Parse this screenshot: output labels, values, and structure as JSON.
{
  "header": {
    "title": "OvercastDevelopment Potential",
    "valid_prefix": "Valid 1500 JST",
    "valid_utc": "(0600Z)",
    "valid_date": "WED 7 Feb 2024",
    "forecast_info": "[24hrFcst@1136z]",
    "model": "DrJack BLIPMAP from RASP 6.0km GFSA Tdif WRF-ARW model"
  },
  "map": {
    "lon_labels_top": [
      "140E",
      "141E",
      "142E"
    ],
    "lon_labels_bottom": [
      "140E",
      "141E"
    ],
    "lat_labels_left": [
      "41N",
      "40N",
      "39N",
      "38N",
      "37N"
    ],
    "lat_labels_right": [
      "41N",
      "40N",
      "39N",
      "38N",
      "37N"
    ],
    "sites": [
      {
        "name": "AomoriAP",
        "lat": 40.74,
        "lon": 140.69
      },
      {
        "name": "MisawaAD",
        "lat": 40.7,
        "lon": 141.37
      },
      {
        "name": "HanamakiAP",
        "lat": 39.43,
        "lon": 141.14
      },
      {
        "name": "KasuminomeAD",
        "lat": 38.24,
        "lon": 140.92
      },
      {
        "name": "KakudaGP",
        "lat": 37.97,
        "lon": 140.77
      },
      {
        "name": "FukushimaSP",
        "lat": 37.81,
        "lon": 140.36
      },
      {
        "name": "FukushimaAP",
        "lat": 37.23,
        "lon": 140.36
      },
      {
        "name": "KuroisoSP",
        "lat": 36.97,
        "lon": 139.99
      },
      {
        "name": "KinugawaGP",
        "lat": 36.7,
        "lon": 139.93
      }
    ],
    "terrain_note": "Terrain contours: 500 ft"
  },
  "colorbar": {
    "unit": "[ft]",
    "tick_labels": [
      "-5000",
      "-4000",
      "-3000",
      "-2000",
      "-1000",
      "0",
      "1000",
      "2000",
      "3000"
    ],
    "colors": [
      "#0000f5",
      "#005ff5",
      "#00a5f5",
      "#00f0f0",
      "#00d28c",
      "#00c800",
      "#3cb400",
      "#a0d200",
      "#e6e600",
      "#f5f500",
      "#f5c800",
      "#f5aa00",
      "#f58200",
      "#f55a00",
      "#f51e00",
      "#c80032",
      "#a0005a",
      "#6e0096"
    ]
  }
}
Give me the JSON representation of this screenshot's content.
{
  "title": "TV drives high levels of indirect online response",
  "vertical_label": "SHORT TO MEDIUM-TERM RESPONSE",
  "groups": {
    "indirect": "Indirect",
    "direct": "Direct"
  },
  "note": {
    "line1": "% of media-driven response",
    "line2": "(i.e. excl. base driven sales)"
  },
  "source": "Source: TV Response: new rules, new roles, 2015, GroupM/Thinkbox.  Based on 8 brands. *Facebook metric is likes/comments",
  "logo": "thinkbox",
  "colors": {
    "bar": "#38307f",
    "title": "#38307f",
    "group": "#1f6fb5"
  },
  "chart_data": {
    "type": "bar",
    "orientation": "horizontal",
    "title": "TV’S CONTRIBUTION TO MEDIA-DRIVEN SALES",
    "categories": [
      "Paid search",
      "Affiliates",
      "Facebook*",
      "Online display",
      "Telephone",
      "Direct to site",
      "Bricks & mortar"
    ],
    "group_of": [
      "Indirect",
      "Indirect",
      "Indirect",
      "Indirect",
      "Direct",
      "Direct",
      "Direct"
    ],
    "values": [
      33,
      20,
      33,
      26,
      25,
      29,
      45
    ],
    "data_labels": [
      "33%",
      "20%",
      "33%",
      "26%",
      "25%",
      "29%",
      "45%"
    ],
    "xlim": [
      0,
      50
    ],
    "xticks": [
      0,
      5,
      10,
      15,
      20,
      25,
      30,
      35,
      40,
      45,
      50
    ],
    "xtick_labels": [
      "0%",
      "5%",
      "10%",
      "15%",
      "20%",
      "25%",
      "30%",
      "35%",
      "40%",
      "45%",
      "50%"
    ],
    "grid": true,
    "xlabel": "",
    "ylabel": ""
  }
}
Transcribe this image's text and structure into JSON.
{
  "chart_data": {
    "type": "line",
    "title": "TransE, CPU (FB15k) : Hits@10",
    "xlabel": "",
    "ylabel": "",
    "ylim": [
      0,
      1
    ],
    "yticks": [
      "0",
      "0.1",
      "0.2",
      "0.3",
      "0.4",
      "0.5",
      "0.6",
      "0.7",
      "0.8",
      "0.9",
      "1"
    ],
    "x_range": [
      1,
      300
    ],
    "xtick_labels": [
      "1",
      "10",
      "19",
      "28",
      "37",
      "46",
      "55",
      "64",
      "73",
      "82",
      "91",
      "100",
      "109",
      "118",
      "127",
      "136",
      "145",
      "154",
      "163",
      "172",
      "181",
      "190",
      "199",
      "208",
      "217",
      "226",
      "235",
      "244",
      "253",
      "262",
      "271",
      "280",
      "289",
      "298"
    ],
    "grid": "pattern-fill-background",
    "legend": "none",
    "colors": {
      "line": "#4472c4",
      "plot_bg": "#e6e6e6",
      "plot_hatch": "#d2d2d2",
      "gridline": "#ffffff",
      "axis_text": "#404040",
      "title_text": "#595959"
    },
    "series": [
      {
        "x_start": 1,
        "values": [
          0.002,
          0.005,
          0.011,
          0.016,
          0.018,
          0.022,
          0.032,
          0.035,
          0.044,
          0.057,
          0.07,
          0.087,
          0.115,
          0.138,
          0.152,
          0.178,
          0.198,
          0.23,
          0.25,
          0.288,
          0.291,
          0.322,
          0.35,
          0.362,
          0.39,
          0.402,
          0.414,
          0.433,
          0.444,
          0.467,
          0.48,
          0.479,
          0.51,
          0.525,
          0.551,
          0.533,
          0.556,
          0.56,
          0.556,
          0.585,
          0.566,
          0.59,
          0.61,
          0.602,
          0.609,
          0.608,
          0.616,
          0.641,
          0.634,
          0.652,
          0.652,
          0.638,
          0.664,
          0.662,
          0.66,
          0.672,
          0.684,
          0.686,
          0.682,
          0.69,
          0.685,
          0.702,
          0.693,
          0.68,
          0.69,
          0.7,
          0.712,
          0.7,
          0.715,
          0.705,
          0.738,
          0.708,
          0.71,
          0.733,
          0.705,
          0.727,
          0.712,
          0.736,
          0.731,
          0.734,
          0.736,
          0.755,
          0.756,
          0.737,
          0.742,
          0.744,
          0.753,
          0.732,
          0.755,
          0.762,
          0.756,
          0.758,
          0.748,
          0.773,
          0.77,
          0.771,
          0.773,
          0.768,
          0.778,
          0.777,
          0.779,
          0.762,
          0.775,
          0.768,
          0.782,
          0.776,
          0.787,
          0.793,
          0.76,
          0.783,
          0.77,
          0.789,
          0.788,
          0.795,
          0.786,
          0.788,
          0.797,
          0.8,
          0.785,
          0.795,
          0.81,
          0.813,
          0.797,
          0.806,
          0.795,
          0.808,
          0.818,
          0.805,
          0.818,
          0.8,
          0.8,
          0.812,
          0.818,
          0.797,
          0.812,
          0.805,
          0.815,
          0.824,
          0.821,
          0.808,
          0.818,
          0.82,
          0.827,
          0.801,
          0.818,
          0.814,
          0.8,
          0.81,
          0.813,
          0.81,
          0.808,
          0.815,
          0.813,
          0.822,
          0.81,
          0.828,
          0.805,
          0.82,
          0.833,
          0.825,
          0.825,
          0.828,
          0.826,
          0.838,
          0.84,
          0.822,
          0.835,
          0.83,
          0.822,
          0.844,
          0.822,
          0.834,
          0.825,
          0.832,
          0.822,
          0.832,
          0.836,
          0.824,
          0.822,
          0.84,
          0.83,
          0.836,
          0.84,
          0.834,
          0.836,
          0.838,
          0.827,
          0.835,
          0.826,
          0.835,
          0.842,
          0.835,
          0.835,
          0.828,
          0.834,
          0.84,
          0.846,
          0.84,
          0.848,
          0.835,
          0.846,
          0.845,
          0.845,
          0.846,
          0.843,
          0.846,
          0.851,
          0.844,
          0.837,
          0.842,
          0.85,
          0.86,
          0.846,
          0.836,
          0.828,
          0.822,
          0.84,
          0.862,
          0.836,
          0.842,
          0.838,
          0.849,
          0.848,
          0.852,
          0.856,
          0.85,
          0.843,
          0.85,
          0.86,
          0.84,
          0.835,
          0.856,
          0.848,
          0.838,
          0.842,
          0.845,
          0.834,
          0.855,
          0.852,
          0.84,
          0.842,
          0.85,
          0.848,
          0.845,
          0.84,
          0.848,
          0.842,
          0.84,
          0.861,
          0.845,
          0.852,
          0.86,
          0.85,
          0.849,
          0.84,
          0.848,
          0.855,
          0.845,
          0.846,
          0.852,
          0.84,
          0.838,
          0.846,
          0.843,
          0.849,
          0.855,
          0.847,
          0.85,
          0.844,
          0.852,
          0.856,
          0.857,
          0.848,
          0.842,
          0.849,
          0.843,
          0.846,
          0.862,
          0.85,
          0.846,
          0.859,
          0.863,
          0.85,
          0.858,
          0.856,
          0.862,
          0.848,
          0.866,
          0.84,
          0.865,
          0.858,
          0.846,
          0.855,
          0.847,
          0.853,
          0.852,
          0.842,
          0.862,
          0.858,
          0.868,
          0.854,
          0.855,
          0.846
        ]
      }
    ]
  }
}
= = = = =
§ **Task description**
Count the lines of the material that include the word "screenshot", then report only the total.

§ **Output**
2